Raw records:

------------------------------------------------

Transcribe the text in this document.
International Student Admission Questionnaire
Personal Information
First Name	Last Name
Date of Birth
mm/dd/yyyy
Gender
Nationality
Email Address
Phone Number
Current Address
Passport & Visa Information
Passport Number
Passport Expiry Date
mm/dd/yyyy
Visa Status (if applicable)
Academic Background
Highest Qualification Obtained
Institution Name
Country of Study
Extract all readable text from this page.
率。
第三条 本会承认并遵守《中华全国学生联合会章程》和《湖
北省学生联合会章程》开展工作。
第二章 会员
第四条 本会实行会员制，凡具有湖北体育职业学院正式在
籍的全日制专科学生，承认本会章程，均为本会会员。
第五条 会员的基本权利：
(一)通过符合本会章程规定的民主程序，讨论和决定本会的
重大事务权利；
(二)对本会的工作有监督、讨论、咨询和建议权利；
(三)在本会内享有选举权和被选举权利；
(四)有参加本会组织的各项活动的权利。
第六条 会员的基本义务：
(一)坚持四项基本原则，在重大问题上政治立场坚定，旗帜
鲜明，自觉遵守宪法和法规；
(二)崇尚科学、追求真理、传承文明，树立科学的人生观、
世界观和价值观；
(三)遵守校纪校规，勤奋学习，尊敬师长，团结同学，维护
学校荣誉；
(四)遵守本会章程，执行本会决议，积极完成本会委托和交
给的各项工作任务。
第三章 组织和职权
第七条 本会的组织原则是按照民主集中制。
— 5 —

------------------------------------------------

Exercise requirements. Search the entries for the word "text" and copy every line that has it.

Correct output.
Transcribe the text in this document.
Extract all readable text from this page.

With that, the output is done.